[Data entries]
______________________________

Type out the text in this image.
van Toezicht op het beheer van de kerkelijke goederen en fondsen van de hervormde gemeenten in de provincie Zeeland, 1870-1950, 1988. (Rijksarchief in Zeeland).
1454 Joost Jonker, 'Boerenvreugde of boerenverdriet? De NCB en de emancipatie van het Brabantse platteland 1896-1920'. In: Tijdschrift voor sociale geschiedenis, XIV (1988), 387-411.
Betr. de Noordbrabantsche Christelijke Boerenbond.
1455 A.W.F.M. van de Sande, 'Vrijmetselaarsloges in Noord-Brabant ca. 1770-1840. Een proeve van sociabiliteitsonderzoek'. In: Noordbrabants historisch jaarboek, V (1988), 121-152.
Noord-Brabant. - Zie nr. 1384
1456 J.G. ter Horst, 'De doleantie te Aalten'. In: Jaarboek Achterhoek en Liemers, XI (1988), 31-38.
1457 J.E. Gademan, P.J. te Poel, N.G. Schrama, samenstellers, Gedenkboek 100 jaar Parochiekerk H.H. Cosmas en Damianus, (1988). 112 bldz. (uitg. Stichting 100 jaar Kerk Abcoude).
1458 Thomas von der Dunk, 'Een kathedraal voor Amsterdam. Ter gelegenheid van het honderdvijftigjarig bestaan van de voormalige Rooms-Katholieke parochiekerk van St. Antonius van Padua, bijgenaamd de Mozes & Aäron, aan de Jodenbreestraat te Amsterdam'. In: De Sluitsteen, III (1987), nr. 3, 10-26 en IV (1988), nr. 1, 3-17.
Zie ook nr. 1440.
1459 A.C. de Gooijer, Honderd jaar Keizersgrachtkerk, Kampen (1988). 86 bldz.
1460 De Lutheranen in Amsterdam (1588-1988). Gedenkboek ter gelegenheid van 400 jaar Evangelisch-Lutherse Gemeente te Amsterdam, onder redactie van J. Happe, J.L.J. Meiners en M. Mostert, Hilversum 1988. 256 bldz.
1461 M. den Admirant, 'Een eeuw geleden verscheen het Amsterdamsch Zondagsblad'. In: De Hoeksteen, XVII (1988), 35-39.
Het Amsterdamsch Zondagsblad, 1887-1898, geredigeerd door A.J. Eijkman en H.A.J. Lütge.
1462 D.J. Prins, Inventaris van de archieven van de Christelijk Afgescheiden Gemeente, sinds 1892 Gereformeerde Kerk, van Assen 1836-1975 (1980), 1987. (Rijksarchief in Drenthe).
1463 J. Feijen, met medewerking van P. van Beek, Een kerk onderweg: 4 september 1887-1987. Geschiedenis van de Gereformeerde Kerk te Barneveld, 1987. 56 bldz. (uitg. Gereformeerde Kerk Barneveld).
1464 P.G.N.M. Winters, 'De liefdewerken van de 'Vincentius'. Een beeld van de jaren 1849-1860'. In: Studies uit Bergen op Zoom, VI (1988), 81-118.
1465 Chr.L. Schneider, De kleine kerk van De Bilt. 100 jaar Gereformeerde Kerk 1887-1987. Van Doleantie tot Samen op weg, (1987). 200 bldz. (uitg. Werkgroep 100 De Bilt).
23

______________________________

● TO DO:
Give the number of lines above that hold the word "gelegenheid", and nothing more.

● WRITTEN RESPONSE:
2